[GIVEN TASK]: Reproduce the lines of the listing from the line with "Enumerate the UI" up to and including the line with "strip-label-summer: summer (1873, 430, 1896, 506)", leaving out the pictures.

[WORKING DATA]:
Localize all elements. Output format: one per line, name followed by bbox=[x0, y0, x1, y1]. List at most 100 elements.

...

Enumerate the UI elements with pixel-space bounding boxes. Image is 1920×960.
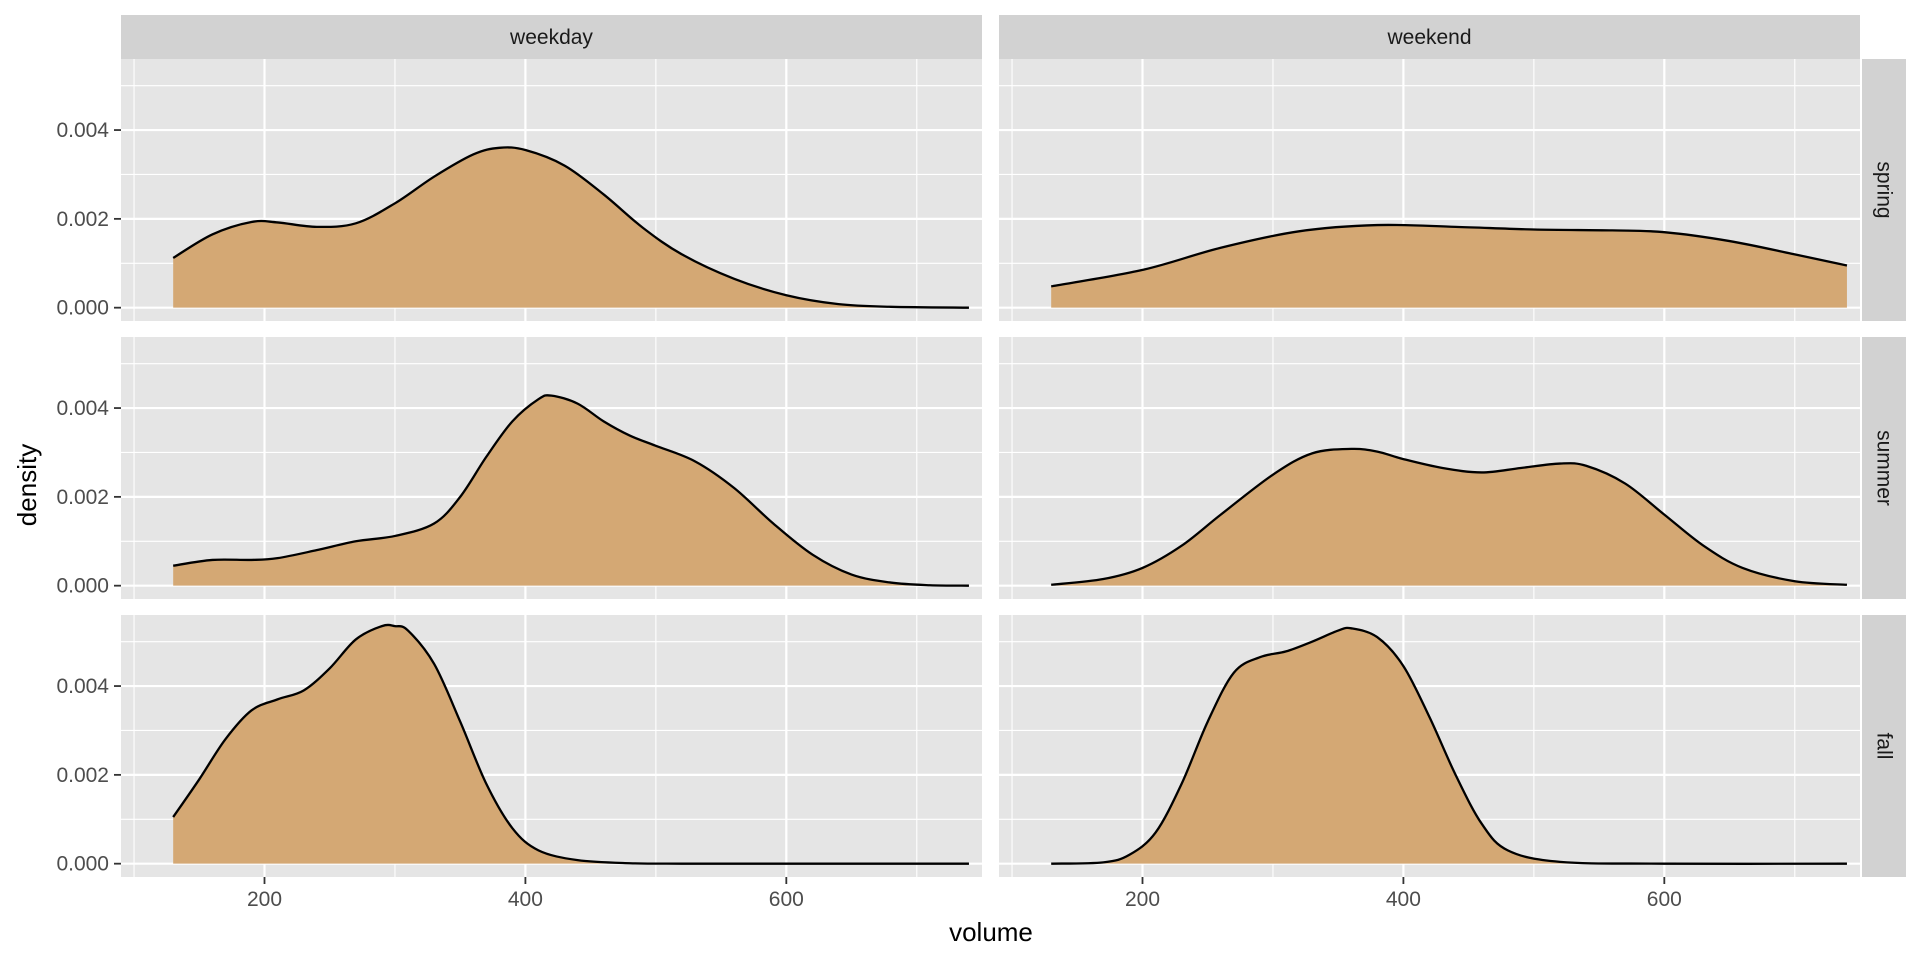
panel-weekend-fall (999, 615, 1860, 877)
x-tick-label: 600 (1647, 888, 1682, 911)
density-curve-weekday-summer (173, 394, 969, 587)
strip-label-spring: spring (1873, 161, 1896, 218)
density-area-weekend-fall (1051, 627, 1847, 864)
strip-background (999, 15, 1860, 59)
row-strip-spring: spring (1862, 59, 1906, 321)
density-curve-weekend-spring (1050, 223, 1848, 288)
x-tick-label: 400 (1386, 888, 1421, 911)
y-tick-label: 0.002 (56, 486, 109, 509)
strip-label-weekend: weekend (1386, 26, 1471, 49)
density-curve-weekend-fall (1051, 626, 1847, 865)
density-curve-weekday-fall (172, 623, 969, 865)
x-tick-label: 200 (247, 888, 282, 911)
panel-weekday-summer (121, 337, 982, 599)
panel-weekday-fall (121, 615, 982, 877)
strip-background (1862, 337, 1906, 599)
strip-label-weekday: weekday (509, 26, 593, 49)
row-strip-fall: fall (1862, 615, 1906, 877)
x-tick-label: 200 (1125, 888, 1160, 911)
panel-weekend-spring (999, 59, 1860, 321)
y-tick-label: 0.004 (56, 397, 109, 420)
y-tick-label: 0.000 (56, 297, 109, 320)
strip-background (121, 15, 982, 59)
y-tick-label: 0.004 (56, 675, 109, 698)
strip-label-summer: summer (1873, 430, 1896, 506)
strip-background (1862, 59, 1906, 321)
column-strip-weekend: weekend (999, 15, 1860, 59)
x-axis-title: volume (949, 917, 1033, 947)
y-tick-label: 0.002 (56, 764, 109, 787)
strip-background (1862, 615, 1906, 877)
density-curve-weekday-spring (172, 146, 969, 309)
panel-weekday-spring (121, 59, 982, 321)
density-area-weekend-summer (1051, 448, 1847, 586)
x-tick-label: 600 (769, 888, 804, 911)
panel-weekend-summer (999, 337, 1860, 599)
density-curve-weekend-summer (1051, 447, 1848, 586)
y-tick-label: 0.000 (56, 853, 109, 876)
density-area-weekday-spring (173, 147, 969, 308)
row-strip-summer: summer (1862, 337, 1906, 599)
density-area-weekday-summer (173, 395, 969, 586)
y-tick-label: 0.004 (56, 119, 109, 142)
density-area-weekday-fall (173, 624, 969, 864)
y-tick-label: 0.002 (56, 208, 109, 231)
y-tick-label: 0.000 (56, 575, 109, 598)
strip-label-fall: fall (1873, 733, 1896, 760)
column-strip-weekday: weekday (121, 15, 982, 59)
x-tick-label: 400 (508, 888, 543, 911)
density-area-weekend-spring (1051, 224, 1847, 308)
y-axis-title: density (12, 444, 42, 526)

[EXPECTED ANSWER]:
Enumerate the UI elements with pixel-space bounding boxes. Image is 1920×960.
panel-weekend-fall (999, 615, 1860, 877)
x-tick-label: 600 (1647, 888, 1682, 911)
density-curve-weekday-summer (173, 394, 969, 587)
strip-label-spring: spring (1873, 161, 1896, 218)
density-area-weekend-fall (1051, 627, 1847, 864)
strip-background (999, 15, 1860, 59)
row-strip-spring: spring (1862, 59, 1906, 321)
density-curve-weekend-spring (1050, 223, 1848, 288)
x-tick-label: 400 (1386, 888, 1421, 911)
y-tick-label: 0.002 (56, 486, 109, 509)
strip-label-weekend: weekend (1386, 26, 1471, 49)
density-curve-weekend-fall (1051, 626, 1847, 865)
density-curve-weekday-fall (172, 623, 969, 865)
x-tick-label: 200 (247, 888, 282, 911)
panel-weekday-summer (121, 337, 982, 599)
panel-weekday-fall (121, 615, 982, 877)
strip-background (1862, 337, 1906, 599)
strip-label-weekday: weekday (509, 26, 593, 49)
row-strip-fall: fall (1862, 615, 1906, 877)
x-tick-label: 200 (1125, 888, 1160, 911)
panel-weekend-spring (999, 59, 1860, 321)
y-tick-label: 0.004 (56, 397, 109, 420)
y-tick-label: 0.000 (56, 297, 109, 320)
strip-background (121, 15, 982, 59)
y-tick-label: 0.004 (56, 675, 109, 698)
strip-label-summer: summer (1873, 430, 1896, 506)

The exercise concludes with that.